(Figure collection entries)
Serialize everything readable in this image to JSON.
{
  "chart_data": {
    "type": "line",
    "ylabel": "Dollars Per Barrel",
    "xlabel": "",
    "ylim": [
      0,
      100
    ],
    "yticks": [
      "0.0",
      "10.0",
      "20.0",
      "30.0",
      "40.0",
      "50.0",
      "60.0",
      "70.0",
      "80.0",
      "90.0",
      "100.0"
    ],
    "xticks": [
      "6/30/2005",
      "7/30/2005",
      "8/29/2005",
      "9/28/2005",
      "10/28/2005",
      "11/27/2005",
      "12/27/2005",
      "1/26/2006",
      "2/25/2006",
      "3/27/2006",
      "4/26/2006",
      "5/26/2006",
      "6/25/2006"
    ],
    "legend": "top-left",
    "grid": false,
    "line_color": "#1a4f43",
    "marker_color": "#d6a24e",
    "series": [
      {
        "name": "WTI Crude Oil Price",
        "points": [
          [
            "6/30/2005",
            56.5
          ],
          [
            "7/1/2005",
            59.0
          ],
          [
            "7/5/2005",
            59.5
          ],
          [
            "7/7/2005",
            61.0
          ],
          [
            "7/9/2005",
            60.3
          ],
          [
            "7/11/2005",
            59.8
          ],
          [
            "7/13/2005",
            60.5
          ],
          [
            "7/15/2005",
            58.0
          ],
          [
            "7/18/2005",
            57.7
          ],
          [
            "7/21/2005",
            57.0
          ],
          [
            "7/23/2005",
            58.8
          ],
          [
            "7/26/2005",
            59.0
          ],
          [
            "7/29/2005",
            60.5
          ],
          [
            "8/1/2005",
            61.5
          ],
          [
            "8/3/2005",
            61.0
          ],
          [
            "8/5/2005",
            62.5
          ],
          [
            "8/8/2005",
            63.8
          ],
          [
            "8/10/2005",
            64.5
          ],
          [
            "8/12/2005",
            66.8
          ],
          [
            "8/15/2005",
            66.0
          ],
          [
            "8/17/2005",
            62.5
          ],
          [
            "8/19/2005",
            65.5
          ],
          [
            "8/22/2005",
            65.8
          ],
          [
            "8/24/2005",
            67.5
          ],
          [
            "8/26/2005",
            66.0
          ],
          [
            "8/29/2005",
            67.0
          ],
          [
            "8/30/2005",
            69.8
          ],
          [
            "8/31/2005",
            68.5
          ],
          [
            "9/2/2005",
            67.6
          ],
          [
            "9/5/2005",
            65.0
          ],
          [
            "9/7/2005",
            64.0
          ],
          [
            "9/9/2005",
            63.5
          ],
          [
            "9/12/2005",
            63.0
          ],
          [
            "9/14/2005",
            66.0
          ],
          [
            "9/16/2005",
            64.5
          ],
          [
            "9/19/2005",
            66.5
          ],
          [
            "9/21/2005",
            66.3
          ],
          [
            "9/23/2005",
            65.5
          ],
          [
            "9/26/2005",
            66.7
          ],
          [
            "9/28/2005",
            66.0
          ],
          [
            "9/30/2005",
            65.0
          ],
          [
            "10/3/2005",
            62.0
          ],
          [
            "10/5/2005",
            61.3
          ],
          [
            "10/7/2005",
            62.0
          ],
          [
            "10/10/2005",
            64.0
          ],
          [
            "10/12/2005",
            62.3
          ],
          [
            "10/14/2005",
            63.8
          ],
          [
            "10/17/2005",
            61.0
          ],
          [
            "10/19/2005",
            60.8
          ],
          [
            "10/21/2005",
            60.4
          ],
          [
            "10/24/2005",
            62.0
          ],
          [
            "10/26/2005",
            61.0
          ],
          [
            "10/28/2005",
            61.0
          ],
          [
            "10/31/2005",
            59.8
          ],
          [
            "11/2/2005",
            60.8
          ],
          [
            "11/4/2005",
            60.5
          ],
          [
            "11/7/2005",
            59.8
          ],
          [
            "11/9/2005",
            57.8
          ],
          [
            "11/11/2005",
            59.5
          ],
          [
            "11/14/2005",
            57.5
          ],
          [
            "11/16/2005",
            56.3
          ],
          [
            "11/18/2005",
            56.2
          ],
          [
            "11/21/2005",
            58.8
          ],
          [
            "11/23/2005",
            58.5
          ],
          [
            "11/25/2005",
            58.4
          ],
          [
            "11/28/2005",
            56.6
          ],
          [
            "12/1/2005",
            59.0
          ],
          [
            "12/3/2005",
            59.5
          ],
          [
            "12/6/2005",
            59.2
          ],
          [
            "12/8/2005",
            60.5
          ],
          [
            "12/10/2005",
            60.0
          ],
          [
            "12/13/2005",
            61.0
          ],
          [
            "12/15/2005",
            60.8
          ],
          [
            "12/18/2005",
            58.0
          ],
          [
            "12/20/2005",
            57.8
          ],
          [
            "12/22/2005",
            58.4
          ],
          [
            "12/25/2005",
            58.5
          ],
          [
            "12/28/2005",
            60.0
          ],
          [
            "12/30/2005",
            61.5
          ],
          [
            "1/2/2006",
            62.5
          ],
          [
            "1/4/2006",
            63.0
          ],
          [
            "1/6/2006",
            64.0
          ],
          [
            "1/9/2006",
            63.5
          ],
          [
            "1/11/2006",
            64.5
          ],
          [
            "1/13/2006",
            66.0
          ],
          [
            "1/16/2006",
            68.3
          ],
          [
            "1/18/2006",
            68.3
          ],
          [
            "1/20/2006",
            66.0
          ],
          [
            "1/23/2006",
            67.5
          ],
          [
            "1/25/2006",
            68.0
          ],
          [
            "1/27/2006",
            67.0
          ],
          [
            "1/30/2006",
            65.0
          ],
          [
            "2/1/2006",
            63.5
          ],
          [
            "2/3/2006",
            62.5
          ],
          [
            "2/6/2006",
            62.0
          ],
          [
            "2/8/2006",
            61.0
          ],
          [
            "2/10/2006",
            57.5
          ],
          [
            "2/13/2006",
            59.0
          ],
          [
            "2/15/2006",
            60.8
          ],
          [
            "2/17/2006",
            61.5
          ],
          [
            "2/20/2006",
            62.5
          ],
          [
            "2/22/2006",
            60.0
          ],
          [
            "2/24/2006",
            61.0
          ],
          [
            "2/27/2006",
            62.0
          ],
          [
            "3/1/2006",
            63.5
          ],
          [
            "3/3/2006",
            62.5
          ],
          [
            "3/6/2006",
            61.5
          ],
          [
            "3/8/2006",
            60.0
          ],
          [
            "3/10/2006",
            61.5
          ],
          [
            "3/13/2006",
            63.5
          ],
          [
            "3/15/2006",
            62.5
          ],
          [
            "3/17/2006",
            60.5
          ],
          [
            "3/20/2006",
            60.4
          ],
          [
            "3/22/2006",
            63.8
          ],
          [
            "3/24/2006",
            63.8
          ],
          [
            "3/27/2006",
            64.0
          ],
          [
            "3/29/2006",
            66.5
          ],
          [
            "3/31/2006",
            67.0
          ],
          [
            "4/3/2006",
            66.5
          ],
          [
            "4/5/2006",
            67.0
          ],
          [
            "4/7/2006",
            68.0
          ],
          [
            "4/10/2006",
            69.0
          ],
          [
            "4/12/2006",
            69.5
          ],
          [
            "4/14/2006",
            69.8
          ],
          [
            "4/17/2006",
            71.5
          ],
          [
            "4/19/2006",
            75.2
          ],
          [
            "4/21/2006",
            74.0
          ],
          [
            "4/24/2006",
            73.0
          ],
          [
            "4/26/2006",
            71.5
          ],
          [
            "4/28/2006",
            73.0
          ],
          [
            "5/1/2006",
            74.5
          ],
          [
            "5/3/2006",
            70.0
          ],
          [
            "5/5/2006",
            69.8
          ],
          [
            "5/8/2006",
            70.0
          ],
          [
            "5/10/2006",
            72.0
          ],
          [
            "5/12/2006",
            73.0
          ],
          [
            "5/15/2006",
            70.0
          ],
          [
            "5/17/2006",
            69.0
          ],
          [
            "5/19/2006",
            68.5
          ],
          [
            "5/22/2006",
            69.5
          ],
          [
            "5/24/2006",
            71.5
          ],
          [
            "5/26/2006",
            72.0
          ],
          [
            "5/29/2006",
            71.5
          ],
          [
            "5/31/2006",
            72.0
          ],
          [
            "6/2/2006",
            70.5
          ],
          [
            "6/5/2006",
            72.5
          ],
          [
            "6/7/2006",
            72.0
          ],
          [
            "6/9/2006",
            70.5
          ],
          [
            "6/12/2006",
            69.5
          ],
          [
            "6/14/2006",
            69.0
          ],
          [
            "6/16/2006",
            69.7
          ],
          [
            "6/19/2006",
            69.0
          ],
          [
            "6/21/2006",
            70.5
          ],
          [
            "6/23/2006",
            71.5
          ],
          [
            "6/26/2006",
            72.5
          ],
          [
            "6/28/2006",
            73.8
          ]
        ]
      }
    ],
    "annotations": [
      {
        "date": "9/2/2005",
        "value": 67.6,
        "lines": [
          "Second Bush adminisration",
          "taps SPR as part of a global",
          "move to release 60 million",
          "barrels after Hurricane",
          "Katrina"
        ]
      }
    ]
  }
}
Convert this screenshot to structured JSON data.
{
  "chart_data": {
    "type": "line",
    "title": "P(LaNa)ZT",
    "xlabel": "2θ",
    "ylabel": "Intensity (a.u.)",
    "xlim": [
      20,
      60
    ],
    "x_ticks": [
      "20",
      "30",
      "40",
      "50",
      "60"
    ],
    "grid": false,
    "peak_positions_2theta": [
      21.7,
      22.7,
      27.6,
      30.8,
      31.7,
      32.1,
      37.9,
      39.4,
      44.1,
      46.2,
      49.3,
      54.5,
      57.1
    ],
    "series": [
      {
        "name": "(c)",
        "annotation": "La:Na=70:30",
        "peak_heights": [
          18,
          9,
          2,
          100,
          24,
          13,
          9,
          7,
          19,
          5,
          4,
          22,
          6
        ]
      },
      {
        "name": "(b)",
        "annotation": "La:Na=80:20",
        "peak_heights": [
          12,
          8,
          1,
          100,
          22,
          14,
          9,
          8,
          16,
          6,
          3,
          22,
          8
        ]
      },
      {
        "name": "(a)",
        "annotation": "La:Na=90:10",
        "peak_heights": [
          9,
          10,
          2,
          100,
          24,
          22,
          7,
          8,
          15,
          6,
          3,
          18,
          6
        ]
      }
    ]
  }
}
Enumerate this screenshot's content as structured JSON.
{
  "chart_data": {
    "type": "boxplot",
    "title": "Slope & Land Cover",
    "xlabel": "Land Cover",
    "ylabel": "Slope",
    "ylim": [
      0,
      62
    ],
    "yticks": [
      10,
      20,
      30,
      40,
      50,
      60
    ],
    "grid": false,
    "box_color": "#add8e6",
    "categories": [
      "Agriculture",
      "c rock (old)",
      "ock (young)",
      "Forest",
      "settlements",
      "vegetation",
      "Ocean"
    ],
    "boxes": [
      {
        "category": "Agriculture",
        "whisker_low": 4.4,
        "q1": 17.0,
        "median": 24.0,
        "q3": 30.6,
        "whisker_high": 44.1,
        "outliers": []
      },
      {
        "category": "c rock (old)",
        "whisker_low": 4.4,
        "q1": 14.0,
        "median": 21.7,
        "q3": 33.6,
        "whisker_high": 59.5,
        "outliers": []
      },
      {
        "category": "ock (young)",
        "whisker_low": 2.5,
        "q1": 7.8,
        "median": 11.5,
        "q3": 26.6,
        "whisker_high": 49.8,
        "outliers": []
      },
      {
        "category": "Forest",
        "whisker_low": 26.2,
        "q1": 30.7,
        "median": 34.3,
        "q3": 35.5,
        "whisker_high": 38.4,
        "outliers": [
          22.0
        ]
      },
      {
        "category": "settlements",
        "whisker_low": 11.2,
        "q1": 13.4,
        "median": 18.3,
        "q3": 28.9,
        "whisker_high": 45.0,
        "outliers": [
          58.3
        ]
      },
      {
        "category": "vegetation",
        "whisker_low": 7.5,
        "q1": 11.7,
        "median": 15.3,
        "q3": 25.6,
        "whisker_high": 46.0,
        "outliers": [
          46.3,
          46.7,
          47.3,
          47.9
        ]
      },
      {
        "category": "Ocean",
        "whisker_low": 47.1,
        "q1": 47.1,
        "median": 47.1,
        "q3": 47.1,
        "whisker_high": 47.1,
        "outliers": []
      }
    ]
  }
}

:: Aim of the exercise ::
Look through the material above. Copy each line where the word "structured" appears.

:: Finished exercise ::
Convert this screenshot to structured JSON data.
Enumerate this screenshot's content as structured JSON.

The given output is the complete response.